__Requirement__. Only a number is wanted: how many lines of the entries include the string "screenshot"?

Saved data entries
_ _ _ _

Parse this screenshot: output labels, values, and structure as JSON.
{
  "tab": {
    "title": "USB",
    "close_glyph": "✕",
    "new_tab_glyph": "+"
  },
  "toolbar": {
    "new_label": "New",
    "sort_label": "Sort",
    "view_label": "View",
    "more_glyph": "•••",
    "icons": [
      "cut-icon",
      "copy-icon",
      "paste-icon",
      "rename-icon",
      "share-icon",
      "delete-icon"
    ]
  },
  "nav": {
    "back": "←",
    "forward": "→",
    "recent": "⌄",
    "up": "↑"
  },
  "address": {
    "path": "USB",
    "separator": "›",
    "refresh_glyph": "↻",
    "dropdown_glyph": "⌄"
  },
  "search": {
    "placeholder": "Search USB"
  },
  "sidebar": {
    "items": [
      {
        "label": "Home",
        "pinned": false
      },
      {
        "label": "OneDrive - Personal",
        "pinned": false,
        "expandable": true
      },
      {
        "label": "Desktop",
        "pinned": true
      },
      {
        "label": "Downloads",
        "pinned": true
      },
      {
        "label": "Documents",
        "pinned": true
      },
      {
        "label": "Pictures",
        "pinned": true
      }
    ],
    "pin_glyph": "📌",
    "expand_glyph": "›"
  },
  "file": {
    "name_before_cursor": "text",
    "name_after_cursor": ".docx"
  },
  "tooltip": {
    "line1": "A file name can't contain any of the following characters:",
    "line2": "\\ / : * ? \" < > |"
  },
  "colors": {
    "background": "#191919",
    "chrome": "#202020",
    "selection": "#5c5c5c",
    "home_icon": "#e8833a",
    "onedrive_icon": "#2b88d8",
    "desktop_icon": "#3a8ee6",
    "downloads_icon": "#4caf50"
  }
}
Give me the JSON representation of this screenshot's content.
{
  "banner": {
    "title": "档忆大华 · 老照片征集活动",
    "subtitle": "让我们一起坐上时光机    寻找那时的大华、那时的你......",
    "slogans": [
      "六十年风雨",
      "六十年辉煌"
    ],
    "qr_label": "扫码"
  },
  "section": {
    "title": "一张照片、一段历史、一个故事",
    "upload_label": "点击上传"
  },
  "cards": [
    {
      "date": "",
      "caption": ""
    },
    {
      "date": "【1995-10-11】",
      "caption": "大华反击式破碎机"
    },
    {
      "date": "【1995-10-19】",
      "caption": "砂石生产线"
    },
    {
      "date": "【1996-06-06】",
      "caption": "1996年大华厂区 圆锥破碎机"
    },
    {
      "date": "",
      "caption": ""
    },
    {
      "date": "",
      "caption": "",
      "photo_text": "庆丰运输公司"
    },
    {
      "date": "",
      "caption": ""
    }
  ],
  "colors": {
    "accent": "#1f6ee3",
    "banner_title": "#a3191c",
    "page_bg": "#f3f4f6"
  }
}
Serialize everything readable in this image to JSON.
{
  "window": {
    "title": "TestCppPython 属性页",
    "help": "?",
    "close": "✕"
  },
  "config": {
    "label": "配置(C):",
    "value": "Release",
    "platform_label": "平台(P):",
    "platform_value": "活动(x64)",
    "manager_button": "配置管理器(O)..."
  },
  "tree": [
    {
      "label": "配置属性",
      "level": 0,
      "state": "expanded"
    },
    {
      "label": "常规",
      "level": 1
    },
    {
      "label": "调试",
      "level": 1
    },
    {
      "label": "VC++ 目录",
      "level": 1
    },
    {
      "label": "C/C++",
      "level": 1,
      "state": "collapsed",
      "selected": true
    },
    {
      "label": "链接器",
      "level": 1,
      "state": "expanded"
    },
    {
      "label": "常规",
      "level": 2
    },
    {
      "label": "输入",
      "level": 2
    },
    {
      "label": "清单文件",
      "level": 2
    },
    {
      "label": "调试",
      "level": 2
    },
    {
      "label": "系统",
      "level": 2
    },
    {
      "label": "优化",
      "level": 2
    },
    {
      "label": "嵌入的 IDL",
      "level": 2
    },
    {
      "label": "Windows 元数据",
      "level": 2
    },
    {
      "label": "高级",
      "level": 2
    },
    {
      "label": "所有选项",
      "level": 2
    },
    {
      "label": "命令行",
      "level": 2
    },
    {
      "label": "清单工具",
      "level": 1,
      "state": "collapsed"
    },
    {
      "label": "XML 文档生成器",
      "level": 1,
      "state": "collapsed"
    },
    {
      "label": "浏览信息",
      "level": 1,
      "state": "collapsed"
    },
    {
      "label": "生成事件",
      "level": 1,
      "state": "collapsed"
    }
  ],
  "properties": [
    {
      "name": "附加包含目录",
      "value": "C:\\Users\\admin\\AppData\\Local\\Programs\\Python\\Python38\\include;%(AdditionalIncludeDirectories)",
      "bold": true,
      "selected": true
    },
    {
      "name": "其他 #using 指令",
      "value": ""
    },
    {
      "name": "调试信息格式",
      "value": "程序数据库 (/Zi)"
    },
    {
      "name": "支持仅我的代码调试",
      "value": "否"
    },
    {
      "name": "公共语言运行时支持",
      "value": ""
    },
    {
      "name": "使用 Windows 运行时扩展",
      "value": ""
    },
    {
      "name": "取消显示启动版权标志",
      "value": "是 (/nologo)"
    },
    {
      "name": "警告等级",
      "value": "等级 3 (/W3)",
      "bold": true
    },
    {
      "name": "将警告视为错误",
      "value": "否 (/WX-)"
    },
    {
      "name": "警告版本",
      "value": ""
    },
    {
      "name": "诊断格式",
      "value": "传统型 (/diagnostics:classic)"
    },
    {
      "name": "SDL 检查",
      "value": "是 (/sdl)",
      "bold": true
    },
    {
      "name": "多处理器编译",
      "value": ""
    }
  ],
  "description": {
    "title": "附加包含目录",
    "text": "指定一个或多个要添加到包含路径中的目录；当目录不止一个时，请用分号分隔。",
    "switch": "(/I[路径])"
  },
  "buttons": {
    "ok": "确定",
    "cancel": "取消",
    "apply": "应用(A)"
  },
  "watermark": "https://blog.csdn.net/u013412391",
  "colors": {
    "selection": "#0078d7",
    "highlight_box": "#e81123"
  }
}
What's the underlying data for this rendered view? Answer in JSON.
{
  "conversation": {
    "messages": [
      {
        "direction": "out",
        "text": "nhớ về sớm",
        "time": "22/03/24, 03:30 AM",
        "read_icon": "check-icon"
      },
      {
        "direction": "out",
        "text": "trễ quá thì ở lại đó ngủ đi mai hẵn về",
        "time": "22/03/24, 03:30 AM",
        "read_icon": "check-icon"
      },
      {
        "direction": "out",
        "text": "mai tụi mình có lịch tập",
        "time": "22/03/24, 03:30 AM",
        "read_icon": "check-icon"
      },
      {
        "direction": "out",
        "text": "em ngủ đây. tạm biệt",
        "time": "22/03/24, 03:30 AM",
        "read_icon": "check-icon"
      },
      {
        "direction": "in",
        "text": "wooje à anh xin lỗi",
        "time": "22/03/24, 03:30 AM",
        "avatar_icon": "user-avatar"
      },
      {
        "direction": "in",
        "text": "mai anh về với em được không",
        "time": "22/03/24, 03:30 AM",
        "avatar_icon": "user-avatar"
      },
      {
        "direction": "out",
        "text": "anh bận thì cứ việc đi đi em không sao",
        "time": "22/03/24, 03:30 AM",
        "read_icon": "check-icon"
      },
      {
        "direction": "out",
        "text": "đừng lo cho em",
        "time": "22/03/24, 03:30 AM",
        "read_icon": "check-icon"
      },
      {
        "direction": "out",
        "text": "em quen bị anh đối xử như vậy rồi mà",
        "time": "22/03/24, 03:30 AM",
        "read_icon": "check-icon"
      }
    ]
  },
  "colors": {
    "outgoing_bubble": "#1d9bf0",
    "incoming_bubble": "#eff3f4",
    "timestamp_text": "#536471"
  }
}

_ _ _ _

__Result__. 2